:: What to work on ::
In which lines of the data does the string "para" appear? Copy every one.

[Collected data]
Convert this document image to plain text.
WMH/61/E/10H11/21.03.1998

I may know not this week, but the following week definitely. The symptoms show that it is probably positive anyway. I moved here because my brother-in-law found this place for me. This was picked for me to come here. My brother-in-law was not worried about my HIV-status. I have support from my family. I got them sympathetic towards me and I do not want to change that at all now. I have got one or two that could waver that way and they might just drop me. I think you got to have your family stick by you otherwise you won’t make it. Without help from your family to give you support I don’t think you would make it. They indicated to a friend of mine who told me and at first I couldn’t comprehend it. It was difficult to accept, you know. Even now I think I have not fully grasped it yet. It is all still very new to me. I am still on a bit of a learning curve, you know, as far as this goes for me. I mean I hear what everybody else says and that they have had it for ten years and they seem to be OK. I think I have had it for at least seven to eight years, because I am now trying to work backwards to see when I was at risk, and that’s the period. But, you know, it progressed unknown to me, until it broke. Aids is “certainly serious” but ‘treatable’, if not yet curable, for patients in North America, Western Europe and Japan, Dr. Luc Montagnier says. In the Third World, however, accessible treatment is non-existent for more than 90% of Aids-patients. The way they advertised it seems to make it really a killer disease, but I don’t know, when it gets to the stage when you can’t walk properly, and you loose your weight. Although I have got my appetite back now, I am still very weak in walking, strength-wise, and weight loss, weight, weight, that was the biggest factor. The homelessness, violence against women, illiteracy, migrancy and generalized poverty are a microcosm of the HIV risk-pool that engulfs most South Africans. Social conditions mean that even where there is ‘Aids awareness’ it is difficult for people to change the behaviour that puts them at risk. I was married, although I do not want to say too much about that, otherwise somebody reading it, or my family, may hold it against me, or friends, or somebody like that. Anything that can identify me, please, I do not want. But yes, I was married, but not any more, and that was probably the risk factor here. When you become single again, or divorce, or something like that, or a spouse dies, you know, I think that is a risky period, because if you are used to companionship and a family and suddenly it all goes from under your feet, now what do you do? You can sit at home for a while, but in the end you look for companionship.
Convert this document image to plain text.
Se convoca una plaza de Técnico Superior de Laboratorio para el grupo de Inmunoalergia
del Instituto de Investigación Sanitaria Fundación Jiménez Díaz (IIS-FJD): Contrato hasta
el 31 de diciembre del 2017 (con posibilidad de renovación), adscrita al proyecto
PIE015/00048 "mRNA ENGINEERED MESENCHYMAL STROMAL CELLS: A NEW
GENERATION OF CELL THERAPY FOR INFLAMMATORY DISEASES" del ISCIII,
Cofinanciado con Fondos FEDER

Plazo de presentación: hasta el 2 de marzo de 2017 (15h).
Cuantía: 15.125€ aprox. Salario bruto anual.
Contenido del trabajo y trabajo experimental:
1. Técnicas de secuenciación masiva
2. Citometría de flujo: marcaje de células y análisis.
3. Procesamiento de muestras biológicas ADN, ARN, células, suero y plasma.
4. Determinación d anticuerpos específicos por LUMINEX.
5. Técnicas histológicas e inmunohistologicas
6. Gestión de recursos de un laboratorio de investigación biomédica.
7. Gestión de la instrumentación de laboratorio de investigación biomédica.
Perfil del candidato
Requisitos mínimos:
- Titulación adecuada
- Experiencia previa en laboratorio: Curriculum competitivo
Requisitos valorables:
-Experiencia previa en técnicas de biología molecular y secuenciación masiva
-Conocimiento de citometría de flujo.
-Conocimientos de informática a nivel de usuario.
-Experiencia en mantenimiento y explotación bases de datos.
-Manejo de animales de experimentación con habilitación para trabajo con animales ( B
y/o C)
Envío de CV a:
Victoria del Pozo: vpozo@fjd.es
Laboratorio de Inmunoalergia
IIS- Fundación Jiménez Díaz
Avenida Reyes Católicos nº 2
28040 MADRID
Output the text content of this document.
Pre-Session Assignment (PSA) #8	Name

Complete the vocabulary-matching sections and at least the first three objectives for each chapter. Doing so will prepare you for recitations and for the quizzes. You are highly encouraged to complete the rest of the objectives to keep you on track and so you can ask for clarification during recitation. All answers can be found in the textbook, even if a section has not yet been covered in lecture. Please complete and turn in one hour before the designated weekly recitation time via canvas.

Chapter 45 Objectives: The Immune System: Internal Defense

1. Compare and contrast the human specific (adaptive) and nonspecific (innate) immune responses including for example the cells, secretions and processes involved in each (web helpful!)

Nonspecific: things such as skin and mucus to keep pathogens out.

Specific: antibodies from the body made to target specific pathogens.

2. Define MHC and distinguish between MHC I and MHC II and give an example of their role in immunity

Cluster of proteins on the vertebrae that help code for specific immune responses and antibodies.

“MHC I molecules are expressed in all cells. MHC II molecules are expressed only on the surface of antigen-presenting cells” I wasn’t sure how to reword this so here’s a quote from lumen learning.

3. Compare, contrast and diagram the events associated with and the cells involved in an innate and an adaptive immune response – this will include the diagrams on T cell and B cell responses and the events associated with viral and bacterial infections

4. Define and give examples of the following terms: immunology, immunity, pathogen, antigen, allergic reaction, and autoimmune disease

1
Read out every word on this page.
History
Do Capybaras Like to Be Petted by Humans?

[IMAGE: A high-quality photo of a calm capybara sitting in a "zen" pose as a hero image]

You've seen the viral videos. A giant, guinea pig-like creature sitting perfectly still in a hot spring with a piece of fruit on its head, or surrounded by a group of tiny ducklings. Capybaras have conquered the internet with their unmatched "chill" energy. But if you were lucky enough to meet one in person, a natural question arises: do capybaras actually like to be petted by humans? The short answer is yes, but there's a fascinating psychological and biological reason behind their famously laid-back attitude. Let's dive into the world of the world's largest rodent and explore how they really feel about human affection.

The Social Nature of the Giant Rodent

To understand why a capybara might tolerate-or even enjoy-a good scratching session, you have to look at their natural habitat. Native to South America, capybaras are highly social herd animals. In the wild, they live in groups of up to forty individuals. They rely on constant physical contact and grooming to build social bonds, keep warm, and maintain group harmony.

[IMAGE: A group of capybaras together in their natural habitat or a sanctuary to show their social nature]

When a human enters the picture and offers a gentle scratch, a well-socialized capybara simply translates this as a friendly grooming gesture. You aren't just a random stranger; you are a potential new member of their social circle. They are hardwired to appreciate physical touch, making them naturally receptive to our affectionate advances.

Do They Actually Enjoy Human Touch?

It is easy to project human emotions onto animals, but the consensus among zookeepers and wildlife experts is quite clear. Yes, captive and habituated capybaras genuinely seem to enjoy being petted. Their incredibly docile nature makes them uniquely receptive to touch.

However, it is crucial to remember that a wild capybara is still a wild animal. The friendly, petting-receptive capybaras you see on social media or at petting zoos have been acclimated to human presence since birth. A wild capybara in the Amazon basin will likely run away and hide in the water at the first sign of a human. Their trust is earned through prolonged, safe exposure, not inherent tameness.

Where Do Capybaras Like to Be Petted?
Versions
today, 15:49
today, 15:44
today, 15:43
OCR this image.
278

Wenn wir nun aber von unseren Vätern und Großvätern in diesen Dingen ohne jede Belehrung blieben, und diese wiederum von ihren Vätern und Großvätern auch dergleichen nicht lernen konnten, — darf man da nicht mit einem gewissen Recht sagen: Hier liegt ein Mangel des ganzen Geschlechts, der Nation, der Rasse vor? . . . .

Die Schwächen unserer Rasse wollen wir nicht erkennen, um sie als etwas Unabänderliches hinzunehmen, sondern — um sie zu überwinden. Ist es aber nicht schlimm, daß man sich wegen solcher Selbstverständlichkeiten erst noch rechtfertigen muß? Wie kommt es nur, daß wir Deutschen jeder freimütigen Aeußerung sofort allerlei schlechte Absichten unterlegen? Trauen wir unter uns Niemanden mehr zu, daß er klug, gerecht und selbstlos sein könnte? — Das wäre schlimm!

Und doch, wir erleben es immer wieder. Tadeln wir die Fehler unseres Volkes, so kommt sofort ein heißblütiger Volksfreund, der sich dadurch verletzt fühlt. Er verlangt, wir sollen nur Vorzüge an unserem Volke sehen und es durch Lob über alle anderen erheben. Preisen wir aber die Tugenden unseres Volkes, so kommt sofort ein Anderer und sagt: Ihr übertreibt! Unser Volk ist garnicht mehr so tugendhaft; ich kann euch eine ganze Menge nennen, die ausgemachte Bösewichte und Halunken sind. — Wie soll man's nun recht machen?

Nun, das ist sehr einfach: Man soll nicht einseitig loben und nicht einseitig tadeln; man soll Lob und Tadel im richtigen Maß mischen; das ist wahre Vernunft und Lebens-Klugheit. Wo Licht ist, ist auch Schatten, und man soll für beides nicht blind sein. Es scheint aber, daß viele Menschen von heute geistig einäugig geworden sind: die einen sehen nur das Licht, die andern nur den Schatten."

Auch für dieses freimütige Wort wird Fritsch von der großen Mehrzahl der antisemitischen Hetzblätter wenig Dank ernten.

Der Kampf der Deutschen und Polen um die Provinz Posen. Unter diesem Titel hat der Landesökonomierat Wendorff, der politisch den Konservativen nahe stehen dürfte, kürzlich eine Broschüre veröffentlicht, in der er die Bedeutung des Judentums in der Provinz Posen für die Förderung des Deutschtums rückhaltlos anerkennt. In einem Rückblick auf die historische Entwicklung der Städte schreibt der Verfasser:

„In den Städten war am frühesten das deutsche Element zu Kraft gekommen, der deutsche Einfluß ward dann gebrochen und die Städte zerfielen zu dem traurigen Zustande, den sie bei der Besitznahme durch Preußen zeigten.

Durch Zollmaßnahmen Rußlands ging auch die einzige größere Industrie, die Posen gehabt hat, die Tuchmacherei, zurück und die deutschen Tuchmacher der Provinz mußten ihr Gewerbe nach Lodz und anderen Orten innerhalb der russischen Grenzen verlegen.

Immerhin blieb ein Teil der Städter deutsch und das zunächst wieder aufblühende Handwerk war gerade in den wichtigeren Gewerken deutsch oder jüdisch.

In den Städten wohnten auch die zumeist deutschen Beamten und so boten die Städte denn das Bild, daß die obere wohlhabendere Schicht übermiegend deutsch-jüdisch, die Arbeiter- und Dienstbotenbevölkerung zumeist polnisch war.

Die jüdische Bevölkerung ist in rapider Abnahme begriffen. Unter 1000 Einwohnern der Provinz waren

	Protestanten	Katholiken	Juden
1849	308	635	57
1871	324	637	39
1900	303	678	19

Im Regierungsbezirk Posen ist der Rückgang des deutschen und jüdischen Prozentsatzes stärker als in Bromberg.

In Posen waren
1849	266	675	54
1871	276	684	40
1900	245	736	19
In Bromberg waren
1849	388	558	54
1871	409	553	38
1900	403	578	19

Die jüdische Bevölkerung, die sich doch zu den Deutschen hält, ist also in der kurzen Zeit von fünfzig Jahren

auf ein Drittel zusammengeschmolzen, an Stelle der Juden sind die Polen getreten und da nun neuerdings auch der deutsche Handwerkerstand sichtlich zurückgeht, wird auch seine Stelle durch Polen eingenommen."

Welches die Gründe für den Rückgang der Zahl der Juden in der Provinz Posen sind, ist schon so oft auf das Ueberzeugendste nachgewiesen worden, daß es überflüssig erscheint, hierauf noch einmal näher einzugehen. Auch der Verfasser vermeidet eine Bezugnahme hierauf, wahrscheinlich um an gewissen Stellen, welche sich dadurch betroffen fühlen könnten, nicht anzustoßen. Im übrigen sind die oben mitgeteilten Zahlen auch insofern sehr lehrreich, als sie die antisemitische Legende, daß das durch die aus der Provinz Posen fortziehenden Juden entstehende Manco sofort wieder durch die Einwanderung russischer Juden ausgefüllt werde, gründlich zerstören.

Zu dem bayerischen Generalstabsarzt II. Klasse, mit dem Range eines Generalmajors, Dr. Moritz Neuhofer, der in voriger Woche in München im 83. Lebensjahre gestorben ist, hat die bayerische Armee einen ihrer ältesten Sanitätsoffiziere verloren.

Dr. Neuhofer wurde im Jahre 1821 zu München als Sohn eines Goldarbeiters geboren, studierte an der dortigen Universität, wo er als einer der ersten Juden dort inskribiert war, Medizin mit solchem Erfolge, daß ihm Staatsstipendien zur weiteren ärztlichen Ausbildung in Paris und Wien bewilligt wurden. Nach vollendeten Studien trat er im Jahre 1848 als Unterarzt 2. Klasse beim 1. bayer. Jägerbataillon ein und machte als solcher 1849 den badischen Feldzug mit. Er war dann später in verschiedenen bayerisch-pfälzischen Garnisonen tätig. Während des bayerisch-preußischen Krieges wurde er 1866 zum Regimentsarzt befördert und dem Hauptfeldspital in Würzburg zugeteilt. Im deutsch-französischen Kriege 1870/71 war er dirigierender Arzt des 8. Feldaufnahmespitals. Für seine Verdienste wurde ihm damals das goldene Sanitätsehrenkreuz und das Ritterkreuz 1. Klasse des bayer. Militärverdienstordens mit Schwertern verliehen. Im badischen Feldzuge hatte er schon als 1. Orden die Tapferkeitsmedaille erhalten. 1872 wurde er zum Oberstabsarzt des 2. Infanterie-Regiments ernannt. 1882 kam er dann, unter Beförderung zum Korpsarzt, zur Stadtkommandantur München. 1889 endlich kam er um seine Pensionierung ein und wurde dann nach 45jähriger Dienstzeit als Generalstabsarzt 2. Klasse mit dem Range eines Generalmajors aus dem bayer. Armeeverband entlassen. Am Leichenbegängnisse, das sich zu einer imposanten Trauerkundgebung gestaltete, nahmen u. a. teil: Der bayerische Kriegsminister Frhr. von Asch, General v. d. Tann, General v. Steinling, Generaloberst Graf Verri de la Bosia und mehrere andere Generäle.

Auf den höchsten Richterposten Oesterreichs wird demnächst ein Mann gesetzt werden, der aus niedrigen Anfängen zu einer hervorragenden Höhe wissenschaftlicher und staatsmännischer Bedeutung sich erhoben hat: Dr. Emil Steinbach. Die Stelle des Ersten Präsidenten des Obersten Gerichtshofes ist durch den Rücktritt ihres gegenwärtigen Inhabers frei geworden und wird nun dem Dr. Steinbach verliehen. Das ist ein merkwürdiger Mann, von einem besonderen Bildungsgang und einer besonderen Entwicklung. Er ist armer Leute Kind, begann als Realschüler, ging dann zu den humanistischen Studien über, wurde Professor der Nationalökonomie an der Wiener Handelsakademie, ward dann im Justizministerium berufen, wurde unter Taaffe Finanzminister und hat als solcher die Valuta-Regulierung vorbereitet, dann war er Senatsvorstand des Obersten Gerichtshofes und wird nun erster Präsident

:: Exercise output ::
Se convoca una plaza de Técnico Superior de Laboratorio para el grupo de Inmunoalergia
-Manejo de animales de experimentación con habilitación para trabajo con animales ( B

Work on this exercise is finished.